Challenge:
Reproduce the listing word for word. Skip any image.

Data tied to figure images
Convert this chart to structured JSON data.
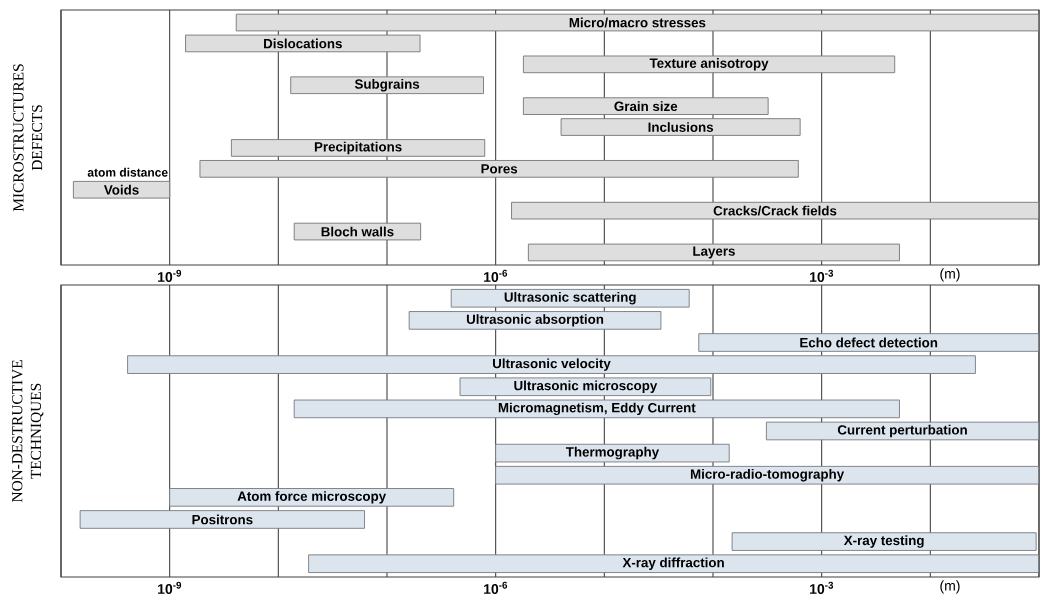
{
  "chart_data": [
    {
      "type": "bar",
      "orientation": "horizontal",
      "ylabel": "MICROSTRUCTURES DEFECTS",
      "xlabel": "(m)",
      "log": "x",
      "grid": "x",
      "color": "#dedede",
      "categories": [
        "Micro/macro stresses",
        "Dislocations",
        "Texture anisotropy",
        "Subgrains",
        "Grain size",
        "Inclusions",
        "Precipitations",
        "Pores",
        "Voids",
        "Cracks/Crack fields",
        "Bloch walls",
        "Layers"
      ],
      "base": [
        4.1e-09,
        1.4e-09,
        1.8e-06,
        1.3e-08,
        1.8e-06,
        4e-06,
        3.7e-09,
        1.9e-09,
        1.3e-10,
        1.4e-06,
        1.4e-08,
        2e-06
      ],
      "values": [
        0.099,
        2e-07,
        0.0047,
        7.6e-07,
        0.00032,
        0.00063,
        7.9e-07,
        0.00061,
        8.7e-10,
        0.099,
        1.9e-07,
        0.0052
      ],
      "annotations": [
        {
          "text": "atom distance",
          "x": 1e-09,
          "y": "Voids"
        }
      ],
      "xlim": [
        1e-10,
        0.1
      ],
      "xticks": [
        {
          "value": 1e-10,
          "label": null
        },
        {
          "value": 1e-09,
          "label": "10$^{-9}$"
        },
        {
          "value": 1e-08,
          "label": null
        },
        {
          "value": 1e-07,
          "label": null
        },
        {
          "value": 1e-06,
          "label": "10$^{-6}$"
        },
        {
          "value": 1e-05,
          "label": null
        },
        {
          "value": 0.0001,
          "label": null
        },
        {
          "value": 0.001,
          "label": "10$^{-3}$"
        },
        {
          "value": 0.01,
          "label": null
        },
        {
          "value": 0.1,
          "label": null
        }
      ]
    },
    {
      "type": "bar",
      "orientation": "horizontal",
      "ylabel": "NON-DESTRUCTIVE TECHNIQUES",
      "xlabel": "(m)",
      "log": "x",
      "grid": "x",
      "color": "#dce5ee",
      "categories": [
        "Ultrasonic scattering",
        "Ultrasonic absorption",
        "Echo defect detection",
        "Ultrasonic velocity",
        "Ultrasonic microscopy",
        "Micromagnetism,  Eddy Current",
        "Current perturbation",
        "Thermography",
        "Micro-radio-tomography",
        "Atom force microscopy",
        "Positrons",
        "X-ray testing",
        "X-ray diffraction"
      ],
      "base": [
        3.9e-07,
        1.6e-07,
        7.4e-05,
        4.1e-10,
        4.7e-07,
        1.4e-08,
        0.00031,
        1e-06,
        1e-06,
        1e-09,
        1.5e-10,
        0.00015,
        1.9e-08
      ],
      "values": [
        6e-05,
        3.3e-05,
        0.099,
        0.026,
        9.5e-05,
        0.0052,
        0.099,
        0.00014,
        0.099,
        4.1e-07,
        6.2e-08,
        0.094,
        0.099
      ],
      "xlim": [
        1e-10,
        0.1
      ],
      "xticks": [
        {
          "value": 1e-10,
          "label": null
        },
        {
          "value": 1e-09,
          "label": "10$^{-9}$"
        },
        {
          "value": 1e-08,
          "label": null
        },
        {
          "value": 1e-07,
          "label": null
        },
        {
          "value": 1e-06,
          "label": "10$^{-6}$"
        },
        {
          "value": 1e-05,
          "label": null
        },
        {
          "value": 0.0001,
          "label": null
        },
        {
          "value": 0.001,
          "label": "10$^{-3}$"
        },
        {
          "value": 0.01,
          "label": null
        },
        {
          "value": 0.1,
          "label": null
        }
      ]
    }
  ]
}
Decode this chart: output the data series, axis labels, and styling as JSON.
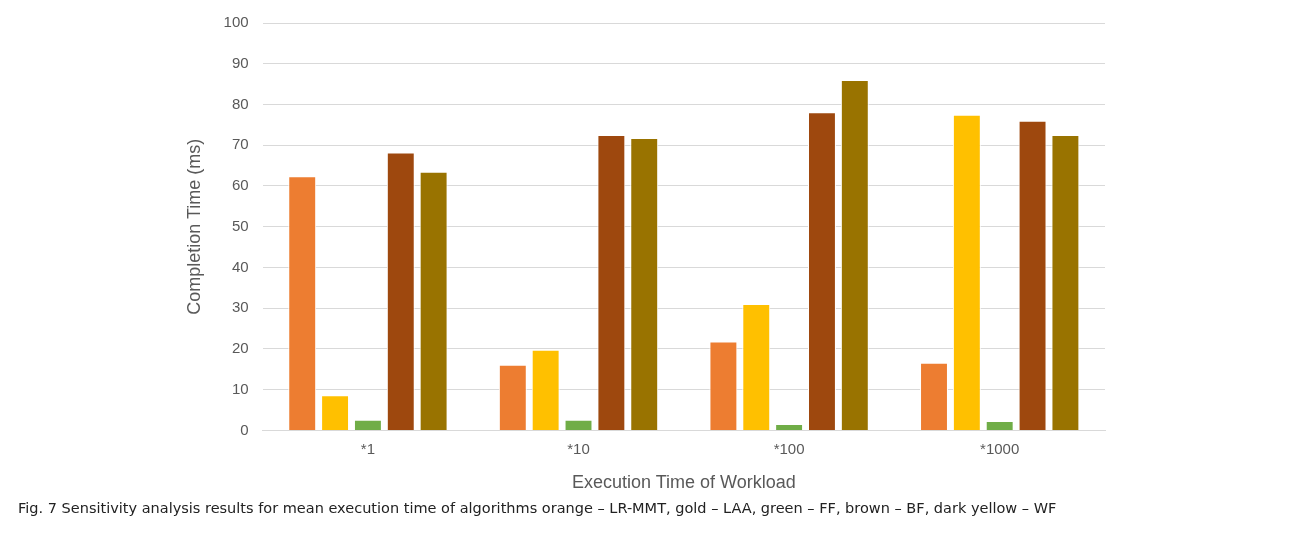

Response below:
Convert this chart to structured JSON data.
{
  "chart_data": [
    {
      "type": "bar",
      "orientation": "horizontal",
      "ylabel": "MICROSTRUCTURES DEFECTS",
      "xlabel": "(m)",
      "log": "x",
      "grid": "x",
      "color": "#dedede",
      "categories": [
        "Micro/macro stresses",
        "Dislocations",
        "Texture anisotropy",
        "Subgrains",
        "Grain size",
        "Inclusions",
        "Precipitations",
        "Pores",
        "Voids",
        "Cracks/Crack fields",
        "Bloch walls",
        "Layers"
      ],
      "base": [
        4.1e-09,
        1.4e-09,
        1.8e-06,
        1.3e-08,
        1.8e-06,
        4e-06,
        3.7e-09,
        1.9e-09,
        1.3e-10,
        1.4e-06,
        1.4e-08,
        2e-06
      ],
      "values": [
        0.099,
        2e-07,
        0.0047,
        7.6e-07,
        0.00032,
        0.00063,
        7.9e-07,
        0.00061,
        8.7e-10,
        0.099,
        1.9e-07,
        0.0052
      ],
      "annotations": [
        {
          "text": "atom distance",
          "x": 1e-09,
          "y": "Voids"
        }
      ],
      "xlim": [
        1e-10,
        0.1
      ],
      "xticks": [
        {
          "value": 1e-10,
          "label": null
        },
        {
          "value": 1e-09,
          "label": "10$^{-9}$"
        },
        {
          "value": 1e-08,
          "label": null
        },
        {
          "value": 1e-07,
          "label": null
        },
        {
          "value": 1e-06,
          "label": "10$^{-6}$"
        },
        {
          "value": 1e-05,
          "label": null
        },
        {
          "value": 0.0001,
          "label": null
        },
        {
          "value": 0.001,
          "label": "10$^{-3}$"
        },
        {
          "value": 0.01,
          "label": null
        },
        {
          "value": 0.1,
          "label": null
        }
      ]
    },
    {
      "type": "bar",
      "orientation": "horizontal",
      "ylabel": "NON-DESTRUCTIVE TECHNIQUES",
      "xlabel": "(m)",
      "log": "x",
      "grid": "x",
      "color": "#dce5ee",
      "categories": [
        "Ultrasonic scattering",
        "Ultrasonic absorption",
        "Echo defect detection",
        "Ultrasonic velocity",
        "Ultrasonic microscopy",
        "Micromagnetism,  Eddy Current",
        "Current perturbation",
        "Thermography",
        "Micro-radio-tomography",
        "Atom force microscopy",
        "Positrons",
        "X-ray testing",
        "X-ray diffraction"
      ],
      "base": [
        3.9e-07,
        1.6e-07,
        7.4e-05,
        4.1e-10,
        4.7e-07,
        1.4e-08,
        0.00031,
        1e-06,
        1e-06,
        1e-09,
        1.5e-10,
        0.00015,
        1.9e-08
      ],
      "values": [
        6e-05,
        3.3e-05,
        0.099,
        0.026,
        9.5e-05,
        0.0052,
        0.099,
        0.00014,
        0.099,
        4.1e-07,
        6.2e-08,
        0.094,
        0.099
      ],
      "xlim": [
        1e-10,
        0.1
      ],
      "xticks": [
        {
          "value": 1e-10,
          "label": null
        },
        {
          "value": 1e-09,
          "label": "10$^{-9}$"
        },
        {
          "value": 1e-08,
          "label": null
        },
        {
          "value": 1e-07,
          "label": null
        },
        {
          "value": 1e-06,
          "label": "10$^{-6}$"
        },
        {
          "value": 1e-05,
          "label": null
        },
        {
          "value": 0.0001,
          "label": null
        },
        {
          "value": 0.001,
          "label": "10$^{-3}$"
        },
        {
          "value": 0.01,
          "label": null
        },
        {
          "value": 0.1,
          "label": null
        }
      ]
    }
  ]
}
Decode this chart: output the data series, axis labels, and styling as JSON.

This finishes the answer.